Instructions for the task> All entries are to be given again verbatim.

──────────────────────────────

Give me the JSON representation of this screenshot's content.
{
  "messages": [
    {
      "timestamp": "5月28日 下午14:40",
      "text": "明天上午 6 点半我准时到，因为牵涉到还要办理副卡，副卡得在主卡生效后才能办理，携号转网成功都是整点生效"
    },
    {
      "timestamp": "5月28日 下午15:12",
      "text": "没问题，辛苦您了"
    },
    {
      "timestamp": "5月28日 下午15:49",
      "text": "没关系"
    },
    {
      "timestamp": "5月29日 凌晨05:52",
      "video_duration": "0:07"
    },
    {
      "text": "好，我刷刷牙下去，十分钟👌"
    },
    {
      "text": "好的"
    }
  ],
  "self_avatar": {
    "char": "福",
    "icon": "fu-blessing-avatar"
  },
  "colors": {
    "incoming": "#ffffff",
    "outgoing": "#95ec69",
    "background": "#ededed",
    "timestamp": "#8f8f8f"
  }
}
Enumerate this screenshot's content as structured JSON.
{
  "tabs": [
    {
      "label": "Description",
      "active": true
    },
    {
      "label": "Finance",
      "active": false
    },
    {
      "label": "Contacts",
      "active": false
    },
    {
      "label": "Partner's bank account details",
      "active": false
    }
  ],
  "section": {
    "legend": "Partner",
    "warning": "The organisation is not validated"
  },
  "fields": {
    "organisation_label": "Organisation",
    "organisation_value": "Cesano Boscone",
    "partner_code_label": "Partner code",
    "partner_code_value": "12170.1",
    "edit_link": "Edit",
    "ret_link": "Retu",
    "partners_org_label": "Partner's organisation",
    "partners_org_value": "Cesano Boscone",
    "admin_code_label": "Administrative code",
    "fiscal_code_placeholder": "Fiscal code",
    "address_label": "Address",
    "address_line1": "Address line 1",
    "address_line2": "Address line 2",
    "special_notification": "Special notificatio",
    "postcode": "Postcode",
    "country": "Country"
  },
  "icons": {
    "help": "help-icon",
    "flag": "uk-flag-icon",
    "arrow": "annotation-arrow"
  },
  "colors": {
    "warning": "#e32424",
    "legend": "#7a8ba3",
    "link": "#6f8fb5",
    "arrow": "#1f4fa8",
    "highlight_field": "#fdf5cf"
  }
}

──────────────────────────────

Response below>
Give me the JSON representation of this screenshot's content.
{
  "messages": [
    {
      "timestamp": "5月28日 下午14:40",
      "text": "明天上午 6 点半我准时到，因为牵涉到还要办理副卡，副卡得在主卡生效后才能办理，携号转网成功都是整点生效"
    },
    {
      "timestamp": "5月28日 下午15:12",
      "text": "没问题，辛苦您了"
    },
    {
      "timestamp": "5月28日 下午15:49",
      "text": "没关系"
    },
    {
      "timestamp": "5月29日 凌晨05:52",
      "video_duration": "0:07"
    },
    {
      "text": "好，我刷刷牙下去，十分钟👌"
    },
    {
      "text": "好的"
    }
  ],
  "self_avatar": {
    "char": "福",
    "icon": "fu-blessing-avatar"
  },
  "colors": {
    "incoming": "#ffffff",
    "outgoing": "#95ec69",
    "background": "#ededed",
    "timestamp": "#8f8f8f"
  }
}
Enumerate this screenshot's content as structured JSON.
{
  "tabs": [
    {
      "label": "Description",
      "active": true
    },
    {
      "label": "Finance",
      "active": false
    },
    {
      "label": "Contacts",
      "active": false
    },
    {
      "label": "Partner's bank account details",
      "active": false
    }
  ],
  "section": {
    "legend": "Partner",
    "warning": "The organisation is not validated"
  },
  "fields": {
    "organisation_label": "Organisation",
    "organisation_value": "Cesano Boscone",
    "partner_code_label": "Partner code",
    "partner_code_value": "12170.1",
    "edit_link": "Edit",
    "ret_link": "Retu",
    "partners_org_label": "Partner's organisation",
    "partners_org_value": "Cesano Boscone",
    "admin_code_label": "Administrative code",
    "fiscal_code_placeholder": "Fiscal code",
    "address_label": "Address",
    "address_line1": "Address line 1",
    "address_line2": "Address line 2",
    "special_notification": "Special notificatio",
    "postcode": "Postcode",
    "country": "Country"
  },
  "icons": {
    "help": "help-icon",
    "flag": "uk-flag-icon",
    "arrow": "annotation-arrow"
  },
  "colors": {
    "warning": "#e32424",
    "legend": "#7a8ba3",
    "link": "#6f8fb5",
    "arrow": "#1f4fa8",
    "highlight_field": "#fdf5cf"
  }
}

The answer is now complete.